**Data in this exercise**
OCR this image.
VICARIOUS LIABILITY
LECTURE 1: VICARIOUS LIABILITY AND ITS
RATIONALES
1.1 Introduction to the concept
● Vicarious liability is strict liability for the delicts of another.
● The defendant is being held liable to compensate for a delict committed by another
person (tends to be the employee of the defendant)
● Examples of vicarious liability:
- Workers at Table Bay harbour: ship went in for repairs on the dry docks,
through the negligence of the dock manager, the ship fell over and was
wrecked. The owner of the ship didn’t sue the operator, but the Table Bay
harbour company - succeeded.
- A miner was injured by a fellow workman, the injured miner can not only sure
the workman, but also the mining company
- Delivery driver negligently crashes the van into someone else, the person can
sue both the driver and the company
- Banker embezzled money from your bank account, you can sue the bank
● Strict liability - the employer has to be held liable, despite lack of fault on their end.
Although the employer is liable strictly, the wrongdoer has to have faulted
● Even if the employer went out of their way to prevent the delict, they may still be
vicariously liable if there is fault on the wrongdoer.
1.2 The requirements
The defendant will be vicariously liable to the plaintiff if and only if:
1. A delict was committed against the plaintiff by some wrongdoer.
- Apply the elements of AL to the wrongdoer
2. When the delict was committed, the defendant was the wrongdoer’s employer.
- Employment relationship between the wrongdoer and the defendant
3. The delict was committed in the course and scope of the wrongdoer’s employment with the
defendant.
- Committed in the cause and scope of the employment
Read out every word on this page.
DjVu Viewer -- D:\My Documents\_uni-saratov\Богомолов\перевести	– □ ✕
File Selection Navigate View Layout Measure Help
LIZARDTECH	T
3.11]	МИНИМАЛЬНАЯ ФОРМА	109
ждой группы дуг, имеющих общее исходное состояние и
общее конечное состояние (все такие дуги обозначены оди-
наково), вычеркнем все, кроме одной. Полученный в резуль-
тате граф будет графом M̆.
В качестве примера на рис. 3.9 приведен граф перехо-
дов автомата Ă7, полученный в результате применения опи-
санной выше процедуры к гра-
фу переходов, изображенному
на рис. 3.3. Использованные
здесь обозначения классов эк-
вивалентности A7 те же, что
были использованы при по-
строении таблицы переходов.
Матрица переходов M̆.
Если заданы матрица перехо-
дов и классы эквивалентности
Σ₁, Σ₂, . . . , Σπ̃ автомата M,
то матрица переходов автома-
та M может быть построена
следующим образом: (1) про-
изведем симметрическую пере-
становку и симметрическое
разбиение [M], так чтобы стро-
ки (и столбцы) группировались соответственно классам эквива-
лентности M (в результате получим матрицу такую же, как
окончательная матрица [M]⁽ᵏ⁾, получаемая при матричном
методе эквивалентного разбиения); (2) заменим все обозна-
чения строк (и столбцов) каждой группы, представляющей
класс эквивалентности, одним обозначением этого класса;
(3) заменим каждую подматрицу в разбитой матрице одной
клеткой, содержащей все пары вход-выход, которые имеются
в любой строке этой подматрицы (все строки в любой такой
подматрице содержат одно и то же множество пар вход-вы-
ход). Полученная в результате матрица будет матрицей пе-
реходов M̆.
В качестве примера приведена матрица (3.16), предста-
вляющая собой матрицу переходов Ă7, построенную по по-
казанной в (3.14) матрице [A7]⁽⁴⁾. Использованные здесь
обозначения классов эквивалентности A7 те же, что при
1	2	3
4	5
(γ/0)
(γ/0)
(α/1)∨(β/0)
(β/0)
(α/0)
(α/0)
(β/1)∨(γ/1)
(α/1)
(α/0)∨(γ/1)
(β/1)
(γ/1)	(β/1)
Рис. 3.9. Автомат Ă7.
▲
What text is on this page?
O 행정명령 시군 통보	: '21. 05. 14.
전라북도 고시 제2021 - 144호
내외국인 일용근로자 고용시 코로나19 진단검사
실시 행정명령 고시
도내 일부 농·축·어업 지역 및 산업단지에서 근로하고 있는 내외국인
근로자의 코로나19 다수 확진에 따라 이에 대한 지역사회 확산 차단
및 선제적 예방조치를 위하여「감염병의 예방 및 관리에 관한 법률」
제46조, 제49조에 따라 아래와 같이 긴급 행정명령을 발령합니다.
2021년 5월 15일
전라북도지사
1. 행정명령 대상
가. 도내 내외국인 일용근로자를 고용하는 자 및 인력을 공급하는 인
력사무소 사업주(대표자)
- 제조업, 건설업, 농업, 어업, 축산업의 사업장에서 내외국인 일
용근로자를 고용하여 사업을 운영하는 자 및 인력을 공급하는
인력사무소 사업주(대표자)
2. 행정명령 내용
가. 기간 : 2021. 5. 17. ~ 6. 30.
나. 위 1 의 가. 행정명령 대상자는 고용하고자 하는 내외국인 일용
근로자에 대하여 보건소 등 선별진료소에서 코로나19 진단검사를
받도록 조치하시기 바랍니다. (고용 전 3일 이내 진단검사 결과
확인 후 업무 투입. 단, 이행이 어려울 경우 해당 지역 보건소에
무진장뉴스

**Exercise brief**
Look through the data and show every line containing "공급하는".

**Written response**
가. 도내 내외국인 일용근로자를 고용하는 자 및 인력을 공급하는 인
용근로자를 고용하여 사업을 운영하는 자 및 인력을 공급하는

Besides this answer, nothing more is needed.